*Exercise*: Pictures do not belong in the copy; restate the records below word for word.

Data tied to figure images:
/---
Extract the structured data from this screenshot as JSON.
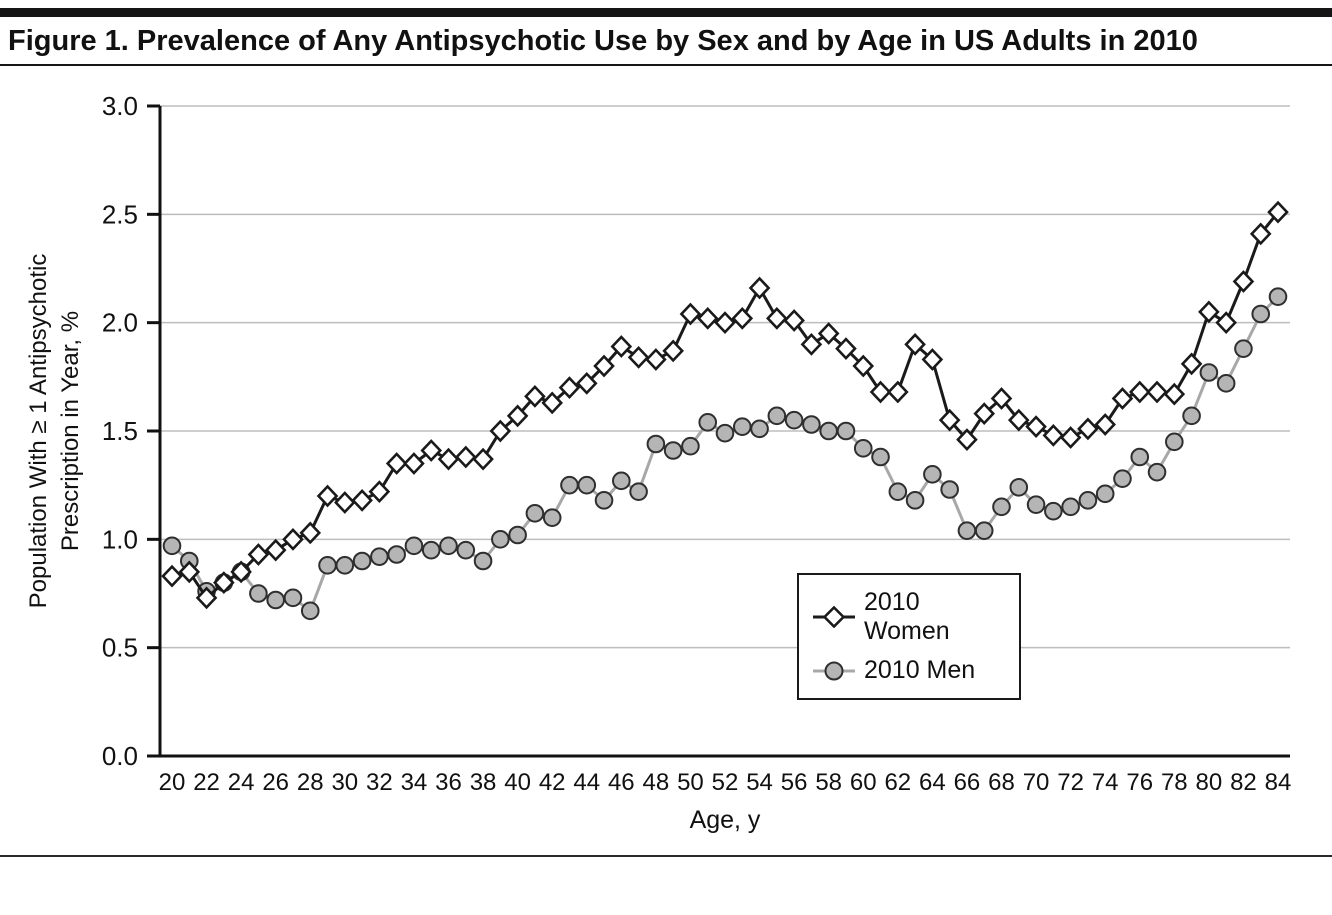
{
  "figure": {
    "title": "Figure 1. Prevalence of Any Antipsychotic Use by Sex and by Age in US Adults in 2010"
  },
  "chart_data": {
    "type": "line",
    "title": "Figure 1. Prevalence of Any Antipsychotic Use by Sex and by Age in US Adults in 2010",
    "xlabel": "Age, y",
    "ylabel": "Population With ≥ 1 Antipsychotic Prescription in Year, %",
    "ylim": [
      0.0,
      3.0
    ],
    "xlim": [
      20,
      84
    ],
    "ytick_labels": [
      "0.0",
      "0.5",
      "1.0",
      "1.5",
      "2.0",
      "2.5",
      "3.0"
    ],
    "xtick_interval": 2,
    "grid": "horizontal-gridlines",
    "legend_position": "inside-right",
    "colors": {
      "women_line": "#1a1a1a",
      "women_marker_fill": "#ffffff",
      "men_line": "#a8a8a8",
      "men_marker_fill": "#b5b5b5",
      "men_marker_stroke": "#2f2f2f",
      "gridline": "#bdbdbd",
      "axis": "#111111"
    },
    "x": [
      20,
      21,
      22,
      23,
      24,
      25,
      26,
      27,
      28,
      29,
      30,
      31,
      32,
      33,
      34,
      35,
      36,
      37,
      38,
      39,
      40,
      41,
      42,
      43,
      44,
      45,
      46,
      47,
      48,
      49,
      50,
      51,
      52,
      53,
      54,
      55,
      56,
      57,
      58,
      59,
      60,
      61,
      62,
      63,
      64,
      65,
      66,
      67,
      68,
      69,
      70,
      71,
      72,
      73,
      74,
      75,
      76,
      77,
      78,
      79,
      80,
      81,
      82,
      83,
      84
    ],
    "series": [
      {
        "name": "2010 Women",
        "marker": "diamond-open",
        "color": "#1a1a1a",
        "values": [
          0.83,
          0.85,
          0.73,
          0.8,
          0.85,
          0.93,
          0.95,
          1.0,
          1.03,
          1.2,
          1.17,
          1.18,
          1.22,
          1.35,
          1.35,
          1.41,
          1.37,
          1.38,
          1.37,
          1.5,
          1.57,
          1.66,
          1.63,
          1.7,
          1.72,
          1.8,
          1.89,
          1.84,
          1.83,
          1.87,
          2.04,
          2.02,
          2.0,
          2.02,
          2.16,
          2.02,
          2.01,
          1.9,
          1.95,
          1.88,
          1.8,
          1.68,
          1.68,
          1.9,
          1.83,
          1.55,
          1.46,
          1.58,
          1.65,
          1.55,
          1.52,
          1.48,
          1.47,
          1.51,
          1.53,
          1.65,
          1.68,
          1.68,
          1.67,
          1.81,
          2.05,
          2.0,
          2.19,
          2.41,
          2.51
        ]
      },
      {
        "name": "2010 Men",
        "marker": "circle-filled",
        "color": "#a8a8a8",
        "marker_fill": "#b5b5b5",
        "marker_stroke": "#2f2f2f",
        "values": [
          0.97,
          0.9,
          0.76,
          0.8,
          0.85,
          0.75,
          0.72,
          0.73,
          0.67,
          0.88,
          0.88,
          0.9,
          0.92,
          0.93,
          0.97,
          0.95,
          0.97,
          0.95,
          0.9,
          1.0,
          1.02,
          1.12,
          1.1,
          1.25,
          1.25,
          1.18,
          1.27,
          1.22,
          1.44,
          1.41,
          1.43,
          1.54,
          1.49,
          1.52,
          1.51,
          1.57,
          1.55,
          1.53,
          1.5,
          1.5,
          1.42,
          1.38,
          1.22,
          1.18,
          1.3,
          1.23,
          1.04,
          1.04,
          1.15,
          1.24,
          1.16,
          1.13,
          1.15,
          1.18,
          1.21,
          1.28,
          1.38,
          1.31,
          1.45,
          1.57,
          1.77,
          1.72,
          1.88,
          2.04,
          2.12
        ]
      }
    ]
  }
}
\---
*Output below*:
Extract the structured data from this screenshot as JSON.
{
  "figure": {
    "title": "Figure 1. Prevalence of Any Antipsychotic Use by Sex and by Age in US Adults in 2010"
  },
  "chart_data": {
    "type": "line",
    "title": "Figure 1. Prevalence of Any Antipsychotic Use by Sex and by Age in US Adults in 2010",
    "xlabel": "Age, y",
    "ylabel": "Population With ≥ 1 Antipsychotic Prescription in Year, %",
    "ylim": [
      0.0,
      3.0
    ],
    "xlim": [
      20,
      84
    ],
    "ytick_labels": [
      "0.0",
      "0.5",
      "1.0",
      "1.5",
      "2.0",
      "2.5",
      "3.0"
    ],
    "xtick_interval": 2,
    "grid": "horizontal-gridlines",
    "legend_position": "inside-right",
    "colors": {
      "women_line": "#1a1a1a",
      "women_marker_fill": "#ffffff",
      "men_line": "#a8a8a8",
      "men_marker_fill": "#b5b5b5",
      "men_marker_stroke": "#2f2f2f",
      "gridline": "#bdbdbd",
      "axis": "#111111"
    },
    "x": [
      20,
      21,
      22,
      23,
      24,
      25,
      26,
      27,
      28,
      29,
      30,
      31,
      32,
      33,
      34,
      35,
      36,
      37,
      38,
      39,
      40,
      41,
      42,
      43,
      44,
      45,
      46,
      47,
      48,
      49,
      50,
      51,
      52,
      53,
      54,
      55,
      56,
      57,
      58,
      59,
      60,
      61,
      62,
      63,
      64,
      65,
      66,
      67,
      68,
      69,
      70,
      71,
      72,
      73,
      74,
      75,
      76,
      77,
      78,
      79,
      80,
      81,
      82,
      83,
      84
    ],
    "series": [
      {
        "name": "2010 Women",
        "marker": "diamond-open",
        "color": "#1a1a1a",
        "values": [
          0.83,
          0.85,
          0.73,
          0.8,
          0.85,
          0.93,
          0.95,
          1.0,
          1.03,
          1.2,
          1.17,
          1.18,
          1.22,
          1.35,
          1.35,
          1.41,
          1.37,
          1.38,
          1.37,
          1.5,
          1.57,
          1.66,
          1.63,
          1.7,
          1.72,
          1.8,
          1.89,
          1.84,
          1.83,
          1.87,
          2.04,
          2.02,
          2.0,
          2.02,
          2.16,
          2.02,
          2.01,
          1.9,
          1.95,
          1.88,
          1.8,
          1.68,
          1.68,
          1.9,
          1.83,
          1.55,
          1.46,
          1.58,
          1.65,
          1.55,
          1.52,
          1.48,
          1.47,
          1.51,
          1.53,
          1.65,
          1.68,
          1.68,
          1.67,
          1.81,
          2.05,
          2.0,
          2.19,
          2.41,
          2.51
        ]
      },
      {
        "name": "2010 Men",
        "marker": "circle-filled",
        "color": "#a8a8a8",
        "marker_fill": "#b5b5b5",
        "marker_stroke": "#2f2f2f",
        "values": [
          0.97,
          0.9,
          0.76,
          0.8,
          0.85,
          0.75,
          0.72,
          0.73,
          0.67,
          0.88,
          0.88,
          0.9,
          0.92,
          0.93,
          0.97,
          0.95,
          0.97,
          0.95,
          0.9,
          1.0,
          1.02,
          1.12,
          1.1,
          1.25,
          1.25,
          1.18,
          1.27,
          1.22,
          1.44,
          1.41,
          1.43,
          1.54,
          1.49,
          1.52,
          1.51,
          1.57,
          1.55,
          1.53,
          1.5,
          1.5,
          1.42,
          1.38,
          1.22,
          1.18,
          1.3,
          1.23,
          1.04,
          1.04,
          1.15,
          1.24,
          1.16,
          1.13,
          1.15,
          1.18,
          1.21,
          1.28,
          1.38,
          1.31,
          1.45,
          1.57,
          1.77,
          1.72,
          1.88,
          2.04,
          2.12
        ]
      }
    ]
  }
}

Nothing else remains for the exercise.